#### [Obiettivo del compito]
Disponi tutte le voci qui sotto in un elenco numerato, senza le righe vuote.

#### [Voci fornite]
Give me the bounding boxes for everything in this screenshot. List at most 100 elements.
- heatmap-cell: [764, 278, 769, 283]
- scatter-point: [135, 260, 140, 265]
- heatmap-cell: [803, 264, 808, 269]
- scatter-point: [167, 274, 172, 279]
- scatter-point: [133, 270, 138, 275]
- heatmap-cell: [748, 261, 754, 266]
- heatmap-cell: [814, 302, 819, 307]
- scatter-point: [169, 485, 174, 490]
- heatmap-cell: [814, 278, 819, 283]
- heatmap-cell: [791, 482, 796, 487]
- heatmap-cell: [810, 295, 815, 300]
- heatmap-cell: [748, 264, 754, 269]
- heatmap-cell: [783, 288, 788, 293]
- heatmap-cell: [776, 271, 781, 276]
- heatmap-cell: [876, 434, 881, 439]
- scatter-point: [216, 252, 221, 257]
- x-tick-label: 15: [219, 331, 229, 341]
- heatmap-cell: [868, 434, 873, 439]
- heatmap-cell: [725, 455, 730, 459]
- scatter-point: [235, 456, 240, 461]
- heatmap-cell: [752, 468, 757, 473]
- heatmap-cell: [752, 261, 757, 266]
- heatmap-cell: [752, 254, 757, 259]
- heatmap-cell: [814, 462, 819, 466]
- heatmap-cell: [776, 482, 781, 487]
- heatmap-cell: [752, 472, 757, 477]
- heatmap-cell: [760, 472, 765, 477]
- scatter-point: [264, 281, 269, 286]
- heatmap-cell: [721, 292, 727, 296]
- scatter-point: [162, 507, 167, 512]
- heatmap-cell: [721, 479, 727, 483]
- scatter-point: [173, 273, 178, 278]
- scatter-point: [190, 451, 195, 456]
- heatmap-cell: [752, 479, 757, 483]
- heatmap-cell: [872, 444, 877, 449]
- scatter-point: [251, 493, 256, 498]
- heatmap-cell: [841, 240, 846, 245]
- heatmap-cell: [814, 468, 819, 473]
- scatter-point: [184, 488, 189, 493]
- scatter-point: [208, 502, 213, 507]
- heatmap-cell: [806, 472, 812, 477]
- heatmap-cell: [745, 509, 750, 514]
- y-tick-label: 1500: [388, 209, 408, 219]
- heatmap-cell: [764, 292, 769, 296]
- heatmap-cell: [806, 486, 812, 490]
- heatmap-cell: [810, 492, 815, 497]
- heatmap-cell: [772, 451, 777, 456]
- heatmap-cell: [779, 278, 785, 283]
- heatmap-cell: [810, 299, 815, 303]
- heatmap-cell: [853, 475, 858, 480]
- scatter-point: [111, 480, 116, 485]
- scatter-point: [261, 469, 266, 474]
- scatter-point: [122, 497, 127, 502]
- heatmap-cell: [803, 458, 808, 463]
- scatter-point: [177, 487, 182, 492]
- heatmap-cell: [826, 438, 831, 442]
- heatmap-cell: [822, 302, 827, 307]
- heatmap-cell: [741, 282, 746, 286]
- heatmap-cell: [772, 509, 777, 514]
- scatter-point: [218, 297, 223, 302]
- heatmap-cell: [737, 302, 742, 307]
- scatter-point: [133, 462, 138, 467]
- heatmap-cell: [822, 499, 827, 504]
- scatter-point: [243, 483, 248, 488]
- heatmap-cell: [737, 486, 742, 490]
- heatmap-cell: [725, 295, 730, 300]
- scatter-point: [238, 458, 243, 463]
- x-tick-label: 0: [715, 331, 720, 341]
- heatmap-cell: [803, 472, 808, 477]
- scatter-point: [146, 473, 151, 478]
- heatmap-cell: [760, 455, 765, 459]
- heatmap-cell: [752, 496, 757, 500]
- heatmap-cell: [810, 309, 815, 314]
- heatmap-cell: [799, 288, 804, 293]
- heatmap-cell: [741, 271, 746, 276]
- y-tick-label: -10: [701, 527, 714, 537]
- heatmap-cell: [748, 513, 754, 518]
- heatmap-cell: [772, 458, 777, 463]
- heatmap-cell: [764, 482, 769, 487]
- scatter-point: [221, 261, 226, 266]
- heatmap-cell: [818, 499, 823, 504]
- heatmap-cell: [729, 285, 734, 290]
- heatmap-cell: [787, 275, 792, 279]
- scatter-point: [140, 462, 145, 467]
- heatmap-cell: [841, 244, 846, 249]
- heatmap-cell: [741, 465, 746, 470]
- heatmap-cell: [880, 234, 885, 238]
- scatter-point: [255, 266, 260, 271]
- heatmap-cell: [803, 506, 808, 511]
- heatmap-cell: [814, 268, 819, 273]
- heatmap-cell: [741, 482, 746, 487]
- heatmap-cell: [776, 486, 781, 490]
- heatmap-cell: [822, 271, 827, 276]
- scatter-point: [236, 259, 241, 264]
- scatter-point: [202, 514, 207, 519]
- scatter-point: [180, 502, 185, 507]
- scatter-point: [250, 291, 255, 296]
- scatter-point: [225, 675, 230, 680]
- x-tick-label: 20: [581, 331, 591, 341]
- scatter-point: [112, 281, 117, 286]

#### [Soluzione proposta]
1. Give me the bounding boxes for everything in this screenshot. List at most 100 elements.
2. - heatmap-cell: [764, 278, 769, 283]
3. - scatter-point: [135, 260, 140, 265]
4. - heatmap-cell: [803, 264, 808, 269]
5. - scatter-point: [167, 274, 172, 279]
6. - scatter-point: [133, 270, 138, 275]
7. - heatmap-cell: [748, 261, 754, 266]
8. - heatmap-cell: [814, 302, 819, 307]
9. - scatter-point: [169, 485, 174, 490]
10. - heatmap-cell: [814, 278, 819, 283]
11. - heatmap-cell: [791, 482, 796, 487]
12. - heatmap-cell: [810, 295, 815, 300]
13. - heatmap-cell: [748, 264, 754, 269]
14. - heatmap-cell: [783, 288, 788, 293]
15. - heatmap-cell: [776, 271, 781, 276]
16. - heatmap-cell: [876, 434, 881, 439]
17. - scatter-point: [216, 252, 221, 257]
18. - x-tick-label: 15: [219, 331, 229, 341]
19. - heatmap-cell: [868, 434, 873, 439]
20. - heatmap-cell: [725, 455, 730, 459]
21. - scatter-point: [235, 456, 240, 461]
22. - heatmap-cell: [752, 468, 757, 473]
23. - heatmap-cell: [752, 261, 757, 266]
24. - heatmap-cell: [752, 254, 757, 259]
25. - heatmap-cell: [814, 462, 819, 466]
26. - heatmap-cell: [776, 482, 781, 487]
27. - heatmap-cell: [752, 472, 757, 477]
28. - heatmap-cell: [760, 472, 765, 477]
29. - scatter-point: [264, 281, 269, 286]
30. - heatmap-cell: [721, 292, 727, 296]
31. - scatter-point: [162, 507, 167, 512]
32. - heatmap-cell: [721, 479, 727, 483]
33. - scatter-point: [173, 273, 178, 278]
34. - scatter-point: [190, 451, 195, 456]
35. - heatmap-cell: [752, 479, 757, 483]
36. - heatmap-cell: [872, 444, 877, 449]
37. - scatter-point: [251, 493, 256, 498]
38. - heatmap-cell: [841, 240, 846, 245]
39. - heatmap-cell: [814, 468, 819, 473]
40. - scatter-point: [184, 488, 189, 493]
41. - scatter-point: [208, 502, 213, 507]
42. - heatmap-cell: [806, 472, 812, 477]
43. - heatmap-cell: [745, 509, 750, 514]
44. - y-tick-label: 1500: [388, 209, 408, 219]
45. - heatmap-cell: [764, 292, 769, 296]
46. - heatmap-cell: [806, 486, 812, 490]
47. - heatmap-cell: [810, 492, 815, 497]
48. - heatmap-cell: [772, 451, 777, 456]
49. - heatmap-cell: [779, 278, 785, 283]
50. - heatmap-cell: [810, 299, 815, 303]
51. - heatmap-cell: [853, 475, 858, 480]
52. - scatter-point: [111, 480, 116, 485]
53. - scatter-point: [261, 469, 266, 474]
54. - scatter-point: [122, 497, 127, 502]
55. - heatmap-cell: [803, 458, 808, 463]
56. - scatter-point: [177, 487, 182, 492]
57. - heatmap-cell: [826, 438, 831, 442]
58. - heatmap-cell: [822, 302, 827, 307]
59. - heatmap-cell: [741, 282, 746, 286]
60. - heatmap-cell: [772, 509, 777, 514]
61. - scatter-point: [218, 297, 223, 302]
62. - heatmap-cell: [737, 302, 742, 307]
63. - scatter-point: [133, 462, 138, 467]
64. - heatmap-cell: [822, 499, 827, 504]
65. - scatter-point: [243, 483, 248, 488]
66. - heatmap-cell: [737, 486, 742, 490]
67. - heatmap-cell: [725, 295, 730, 300]
68. - scatter-point: [238, 458, 243, 463]
69. - x-tick-label: 0: [715, 331, 720, 341]
70. - heatmap-cell: [803, 472, 808, 477]
71. - scatter-point: [146, 473, 151, 478]
72. - heatmap-cell: [760, 455, 765, 459]
73. - heatmap-cell: [752, 496, 757, 500]
74. - heatmap-cell: [810, 309, 815, 314]
75. - heatmap-cell: [799, 288, 804, 293]
76. - heatmap-cell: [741, 271, 746, 276]
77. - y-tick-label: -10: [701, 527, 714, 537]
78. - heatmap-cell: [748, 513, 754, 518]
79. - heatmap-cell: [772, 458, 777, 463]
80. - heatmap-cell: [764, 482, 769, 487]
81. - scatter-point: [221, 261, 226, 266]
82. - heatmap-cell: [818, 499, 823, 504]
83. - heatmap-cell: [729, 285, 734, 290]
84. - heatmap-cell: [787, 275, 792, 279]
85. - scatter-point: [140, 462, 145, 467]
86. - heatmap-cell: [841, 244, 846, 249]
87. - heatmap-cell: [741, 465, 746, 470]
88. - heatmap-cell: [880, 234, 885, 238]
89. - scatter-point: [255, 266, 260, 271]
90. - heatmap-cell: [803, 506, 808, 511]
91. - heatmap-cell: [814, 268, 819, 273]
92. - heatmap-cell: [741, 482, 746, 487]
93. - heatmap-cell: [776, 486, 781, 490]
94. - heatmap-cell: [822, 271, 827, 276]
95. - scatter-point: [236, 259, 241, 264]
96. - scatter-point: [202, 514, 207, 519]
97. - scatter-point: [180, 502, 185, 507]
98. - scatter-point: [250, 291, 255, 296]
99. - scatter-point: [225, 675, 230, 680]
100. - x-tick-label: 20: [581, 331, 591, 341]
101. - scatter-point: [112, 281, 117, 286]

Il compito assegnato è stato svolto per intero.